# Recruitment for Spelljammer: Starfarers



## gamecat (Jul 15, 2002)

I want to start an online SJ game, with 4-6 players. I run a game with the power quotient rounded up than down, so I play with the following rules varients:

- Every creature has another feat, plus everything with a character class has an extra feat, but you must write a little backstory as to why you possess this feat.

- Skill Focus is +3, and can be taken for class skills only.

- Cosmopolitan is no longer limited to waterdhavians and amnians.

- You may use the apprentice rules presented in the DMG for a 1st level multiclass character.

- Start with 500 xp and 500 gp worth of equipment.

- Once a class skill, always a class skill.

- All splatbooks, FRCS, Lords of Darkness, Magic of Faerun, and Oriental adventures may be used to make a character.

- Lastly, You must write a backstory for your character as to why you are on the spelljammer _Elegant Interlude_, as a passenger or crewman.


----------



## TheFlamingRheo (Jul 15, 2002)

Goddamnit does this mean that you will no longer be playing at my house and instead using my computer to play with these people.


----------



## Moon_Goddess (Jul 16, 2002)

Are you using the rules from shadows of the spider moon?


----------



## TheFlamingRheo (Jul 16, 2002)

- Dataset section

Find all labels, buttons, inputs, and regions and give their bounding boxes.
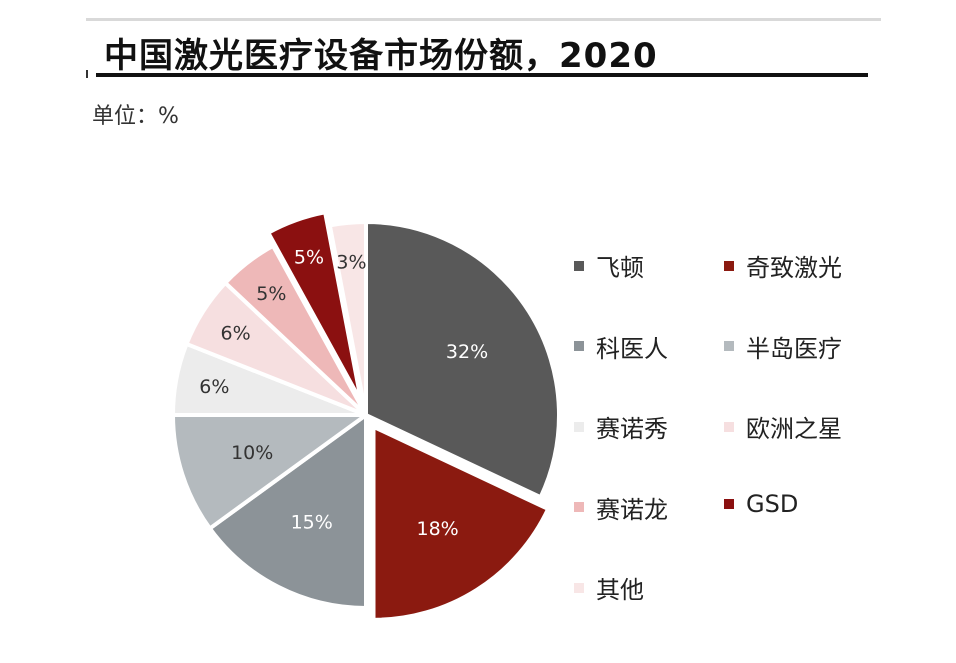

- Task 1
According to the Spelljammer recruitment thread, what experience and equipment does a new character start with?
- Task 2
Return the passage of the Spelljammer recruitment thread that starts at "## gamecat (Jul" and ends at "level multiclass character.".
- Task 3
Carry the Spelljammer recruitment thread forward from its last line.

- Answer 1
500 XP and 500 gp worth of equipment.

- Answer 2
## gamecat (Jul 15, 2002)

I want to start an online SJ game, with 4-6 players. I run a game with the power quotient rounded up than down, so I play with the following rules varients:

- Every creature has another feat, plus everything with a character class has an extra feat, but you must write a little backstory as to why you possess this feat.

- Skill Focus is +3, and can be taken for class skills only.

- Cosmopolitan is no longer limited to waterdhavians and amnians.

- You may use the apprentice rules presented in the DMG for a 1st level multiclass character.

- Answer 3
Right now I am speaking in the name of Gamecat, if you own a copy and can pledge your honesty than he will gladly let it in,  Please send Gamecat some minor rules through his e-mail.


----------



## gamecat (Jul 16, 2002)

Yes, I use SJ rules from the Tarkas Brain Lab IV website. If i can procure shadow of the spider moon rules, i will.


----------



## novyet (Jul 16, 2002)

I might be interested, but may I ask a few questions?
First what kind of ship is the Elegant Interlude?
Second the ruleset you mention from Tarkas Brain Lab IV, where can I find this?
Thirdly (heh sorry for all the questions, I'm at work so my brain is a little addled) what do you mean all creatures and everything with class levels has an extra feat? A bonus feat on top of everything else, just wondering.
Final Question, how will you run this game? Here on the IC forum, irc, pbem?

Thanks for putting up with a ton o' questions!


----------



## TheFlamingRheo (Jul 16, 2002)

What Gamecat is trying to say is that any thing that does not have a character class recieves one extra feat, while anything that has a character class in essence recieves two extra feats.


----------



## gamecat (Jul 16, 2002)

novyet said:
			
		

> *I might be interested, but may I ask a few questions?
> First what kind of ship is the Elegant Interlude?
> Second the ruleset you mention from Tarkas Brain Lab IV, where can I find this?
> Thirdly (heh sorry for all the questions, I'm at work so my brain is a little addled) what do you mean all creatures and everything with class levels has an extra feat? A bonus feat on top of everything else, just wondering.
> ...




Elegant Interlude is a 35 ton passenger ship that commonly goes between the Neer (My homebrew sphere) and Toril (FR).

I'm not sure as to Tarkas' URL, but put it into google and It'll pop up.

Peewee (Rheo) explained the feats. He's my right hand.

On IC forum, i hope.


----------



## TheFlamingRheo (Jul 16, 2002)

First of all I am not peewee, and second I know what you do in your spare time so I am also not your right hand.  To qoute Dogma, "Behold, the true an only voice of the one true Gamecat."


----------



## gamecat (Jul 18, 2002)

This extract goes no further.